§ **SHORT EXERCISE**
Tally the lines containing the word "this", and report the tally alone.

§ **DATA**
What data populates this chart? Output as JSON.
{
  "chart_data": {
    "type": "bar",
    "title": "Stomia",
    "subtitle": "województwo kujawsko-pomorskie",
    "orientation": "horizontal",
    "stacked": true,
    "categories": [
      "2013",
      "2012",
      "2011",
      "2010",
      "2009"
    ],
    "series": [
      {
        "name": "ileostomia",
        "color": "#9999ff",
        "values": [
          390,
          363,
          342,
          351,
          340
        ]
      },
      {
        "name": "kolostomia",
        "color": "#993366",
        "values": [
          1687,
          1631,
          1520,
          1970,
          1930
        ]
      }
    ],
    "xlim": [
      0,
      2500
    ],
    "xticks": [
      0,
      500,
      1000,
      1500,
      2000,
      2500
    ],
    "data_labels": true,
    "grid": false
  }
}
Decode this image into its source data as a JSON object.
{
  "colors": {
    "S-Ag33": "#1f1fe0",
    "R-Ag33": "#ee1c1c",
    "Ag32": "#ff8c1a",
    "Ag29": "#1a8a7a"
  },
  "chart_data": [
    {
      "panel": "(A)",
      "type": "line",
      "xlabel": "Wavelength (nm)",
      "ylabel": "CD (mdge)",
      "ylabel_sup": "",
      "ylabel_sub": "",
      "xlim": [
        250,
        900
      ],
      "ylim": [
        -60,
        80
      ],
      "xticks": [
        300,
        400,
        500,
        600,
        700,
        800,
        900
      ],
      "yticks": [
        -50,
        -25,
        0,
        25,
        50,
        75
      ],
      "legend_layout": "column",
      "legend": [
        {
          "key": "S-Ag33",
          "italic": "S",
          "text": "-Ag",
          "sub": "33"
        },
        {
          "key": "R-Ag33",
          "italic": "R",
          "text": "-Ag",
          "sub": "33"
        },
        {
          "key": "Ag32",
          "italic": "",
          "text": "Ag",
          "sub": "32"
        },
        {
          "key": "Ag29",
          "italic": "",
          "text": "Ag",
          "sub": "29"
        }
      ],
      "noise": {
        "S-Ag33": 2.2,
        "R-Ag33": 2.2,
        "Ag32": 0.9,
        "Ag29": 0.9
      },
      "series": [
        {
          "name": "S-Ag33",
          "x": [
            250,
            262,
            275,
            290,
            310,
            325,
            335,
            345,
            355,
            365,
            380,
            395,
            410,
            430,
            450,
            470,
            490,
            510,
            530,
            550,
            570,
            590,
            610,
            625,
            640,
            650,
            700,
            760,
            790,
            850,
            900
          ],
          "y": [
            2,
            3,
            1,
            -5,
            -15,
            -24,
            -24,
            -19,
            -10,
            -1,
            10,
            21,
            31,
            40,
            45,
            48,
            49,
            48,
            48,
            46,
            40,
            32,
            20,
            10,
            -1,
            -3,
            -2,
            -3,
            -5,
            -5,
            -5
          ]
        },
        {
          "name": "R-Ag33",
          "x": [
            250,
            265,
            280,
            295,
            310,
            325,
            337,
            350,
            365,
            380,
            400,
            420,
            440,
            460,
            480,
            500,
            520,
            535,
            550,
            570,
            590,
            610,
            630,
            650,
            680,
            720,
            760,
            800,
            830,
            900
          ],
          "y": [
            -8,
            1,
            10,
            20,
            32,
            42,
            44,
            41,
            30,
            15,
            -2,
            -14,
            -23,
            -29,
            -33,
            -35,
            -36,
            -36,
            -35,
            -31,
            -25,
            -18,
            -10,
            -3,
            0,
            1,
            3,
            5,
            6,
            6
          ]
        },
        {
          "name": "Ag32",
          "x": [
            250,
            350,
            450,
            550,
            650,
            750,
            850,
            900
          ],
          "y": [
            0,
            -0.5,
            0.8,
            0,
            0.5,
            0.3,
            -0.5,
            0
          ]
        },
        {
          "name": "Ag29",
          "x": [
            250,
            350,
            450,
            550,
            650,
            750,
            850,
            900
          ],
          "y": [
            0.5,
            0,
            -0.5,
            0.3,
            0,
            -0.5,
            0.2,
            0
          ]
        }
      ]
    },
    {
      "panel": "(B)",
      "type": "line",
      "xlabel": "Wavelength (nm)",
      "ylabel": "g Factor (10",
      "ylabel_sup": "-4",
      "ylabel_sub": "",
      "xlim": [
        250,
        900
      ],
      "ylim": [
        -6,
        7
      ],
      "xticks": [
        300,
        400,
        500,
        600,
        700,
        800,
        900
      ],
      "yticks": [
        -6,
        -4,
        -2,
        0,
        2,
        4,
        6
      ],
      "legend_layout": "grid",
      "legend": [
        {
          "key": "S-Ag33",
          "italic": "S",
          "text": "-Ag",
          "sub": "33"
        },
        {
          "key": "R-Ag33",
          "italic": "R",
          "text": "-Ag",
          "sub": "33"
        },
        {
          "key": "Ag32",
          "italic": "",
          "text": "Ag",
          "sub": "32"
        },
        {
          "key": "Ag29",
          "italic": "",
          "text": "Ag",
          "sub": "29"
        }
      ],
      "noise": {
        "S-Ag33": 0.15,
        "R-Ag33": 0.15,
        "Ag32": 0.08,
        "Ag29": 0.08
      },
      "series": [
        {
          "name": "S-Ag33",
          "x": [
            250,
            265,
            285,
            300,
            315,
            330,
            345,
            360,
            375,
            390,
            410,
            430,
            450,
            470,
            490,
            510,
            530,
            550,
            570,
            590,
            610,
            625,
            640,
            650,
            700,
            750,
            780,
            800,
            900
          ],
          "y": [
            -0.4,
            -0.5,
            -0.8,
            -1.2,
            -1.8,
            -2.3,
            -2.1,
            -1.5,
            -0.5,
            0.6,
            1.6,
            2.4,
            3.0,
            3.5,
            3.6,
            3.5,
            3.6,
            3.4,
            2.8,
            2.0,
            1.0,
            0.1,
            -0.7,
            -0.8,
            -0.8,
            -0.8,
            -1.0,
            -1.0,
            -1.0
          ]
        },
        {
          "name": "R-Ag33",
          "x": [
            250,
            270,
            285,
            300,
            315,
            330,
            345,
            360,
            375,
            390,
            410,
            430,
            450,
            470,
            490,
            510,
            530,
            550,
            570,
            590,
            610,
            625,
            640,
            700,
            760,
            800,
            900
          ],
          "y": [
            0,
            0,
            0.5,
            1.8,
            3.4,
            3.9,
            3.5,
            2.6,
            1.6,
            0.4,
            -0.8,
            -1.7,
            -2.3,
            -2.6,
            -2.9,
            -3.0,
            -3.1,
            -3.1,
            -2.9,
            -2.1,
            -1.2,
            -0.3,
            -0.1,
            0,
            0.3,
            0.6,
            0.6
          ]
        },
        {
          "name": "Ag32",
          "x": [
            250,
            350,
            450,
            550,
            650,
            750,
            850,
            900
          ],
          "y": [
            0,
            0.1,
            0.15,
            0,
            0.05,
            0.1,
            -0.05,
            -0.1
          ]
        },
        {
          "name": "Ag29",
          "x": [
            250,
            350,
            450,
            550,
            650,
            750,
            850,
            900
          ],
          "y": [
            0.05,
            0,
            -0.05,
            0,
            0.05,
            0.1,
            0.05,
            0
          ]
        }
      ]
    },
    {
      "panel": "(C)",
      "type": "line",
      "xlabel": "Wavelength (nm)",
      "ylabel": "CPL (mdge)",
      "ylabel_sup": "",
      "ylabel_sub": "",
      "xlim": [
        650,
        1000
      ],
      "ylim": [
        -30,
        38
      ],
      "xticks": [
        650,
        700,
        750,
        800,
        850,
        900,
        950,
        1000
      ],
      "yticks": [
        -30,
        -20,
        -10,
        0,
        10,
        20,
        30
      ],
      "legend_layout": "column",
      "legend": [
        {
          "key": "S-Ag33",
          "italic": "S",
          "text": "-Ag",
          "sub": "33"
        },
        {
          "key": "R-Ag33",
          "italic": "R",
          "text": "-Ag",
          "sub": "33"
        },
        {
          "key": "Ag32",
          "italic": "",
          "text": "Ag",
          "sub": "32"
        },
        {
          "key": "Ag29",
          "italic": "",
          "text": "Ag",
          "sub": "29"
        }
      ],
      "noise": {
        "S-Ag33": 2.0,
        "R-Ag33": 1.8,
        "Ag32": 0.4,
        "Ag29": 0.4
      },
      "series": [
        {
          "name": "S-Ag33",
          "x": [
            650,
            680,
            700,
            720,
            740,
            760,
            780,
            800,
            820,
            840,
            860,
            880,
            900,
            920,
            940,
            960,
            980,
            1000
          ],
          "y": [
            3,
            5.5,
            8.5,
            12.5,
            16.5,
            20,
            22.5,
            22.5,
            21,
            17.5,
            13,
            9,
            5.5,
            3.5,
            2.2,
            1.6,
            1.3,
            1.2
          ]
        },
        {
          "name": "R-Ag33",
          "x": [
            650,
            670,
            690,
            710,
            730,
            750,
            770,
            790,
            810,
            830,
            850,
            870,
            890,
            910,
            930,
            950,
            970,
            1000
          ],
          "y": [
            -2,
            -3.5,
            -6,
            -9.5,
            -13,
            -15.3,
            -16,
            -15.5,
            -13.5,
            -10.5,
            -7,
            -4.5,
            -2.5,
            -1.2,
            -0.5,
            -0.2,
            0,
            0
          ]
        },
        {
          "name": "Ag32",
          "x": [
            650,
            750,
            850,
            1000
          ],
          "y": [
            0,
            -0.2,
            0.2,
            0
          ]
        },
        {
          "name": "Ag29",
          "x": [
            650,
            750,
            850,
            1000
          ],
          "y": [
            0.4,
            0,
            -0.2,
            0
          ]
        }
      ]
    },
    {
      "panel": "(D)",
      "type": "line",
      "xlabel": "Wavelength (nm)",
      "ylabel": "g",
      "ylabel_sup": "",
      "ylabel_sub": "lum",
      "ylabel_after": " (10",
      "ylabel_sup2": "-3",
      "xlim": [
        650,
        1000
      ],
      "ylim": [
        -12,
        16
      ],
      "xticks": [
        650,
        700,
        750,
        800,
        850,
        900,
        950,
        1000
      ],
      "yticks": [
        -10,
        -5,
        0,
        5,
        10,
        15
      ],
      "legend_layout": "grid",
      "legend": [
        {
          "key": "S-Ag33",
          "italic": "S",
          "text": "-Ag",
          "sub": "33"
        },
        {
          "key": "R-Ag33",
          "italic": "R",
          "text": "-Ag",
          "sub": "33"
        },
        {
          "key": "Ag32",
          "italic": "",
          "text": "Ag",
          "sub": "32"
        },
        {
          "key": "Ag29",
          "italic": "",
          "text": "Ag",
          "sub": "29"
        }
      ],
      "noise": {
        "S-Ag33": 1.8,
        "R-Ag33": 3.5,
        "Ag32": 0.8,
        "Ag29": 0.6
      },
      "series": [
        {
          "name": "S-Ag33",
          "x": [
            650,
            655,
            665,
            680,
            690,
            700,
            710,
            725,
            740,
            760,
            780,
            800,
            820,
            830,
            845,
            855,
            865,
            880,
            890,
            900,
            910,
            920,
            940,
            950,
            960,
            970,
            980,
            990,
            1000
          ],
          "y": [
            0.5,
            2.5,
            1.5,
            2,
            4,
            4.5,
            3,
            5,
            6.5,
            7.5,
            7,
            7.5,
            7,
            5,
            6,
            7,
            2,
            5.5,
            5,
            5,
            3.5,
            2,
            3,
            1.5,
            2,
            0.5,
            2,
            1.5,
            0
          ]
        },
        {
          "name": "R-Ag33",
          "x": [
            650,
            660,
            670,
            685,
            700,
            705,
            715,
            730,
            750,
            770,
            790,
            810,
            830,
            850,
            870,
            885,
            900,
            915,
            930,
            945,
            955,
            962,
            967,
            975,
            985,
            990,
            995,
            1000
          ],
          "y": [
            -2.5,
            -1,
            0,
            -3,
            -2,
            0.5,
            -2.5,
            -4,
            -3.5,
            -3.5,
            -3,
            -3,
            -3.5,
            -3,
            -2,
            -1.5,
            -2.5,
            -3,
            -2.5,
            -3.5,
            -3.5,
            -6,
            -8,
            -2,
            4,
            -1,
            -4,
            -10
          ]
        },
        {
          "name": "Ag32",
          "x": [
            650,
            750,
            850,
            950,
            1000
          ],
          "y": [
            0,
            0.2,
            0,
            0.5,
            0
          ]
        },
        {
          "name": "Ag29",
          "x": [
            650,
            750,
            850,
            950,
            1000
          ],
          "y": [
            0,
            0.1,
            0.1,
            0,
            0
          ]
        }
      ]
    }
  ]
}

§ **WRITTEN SOLUTION**
2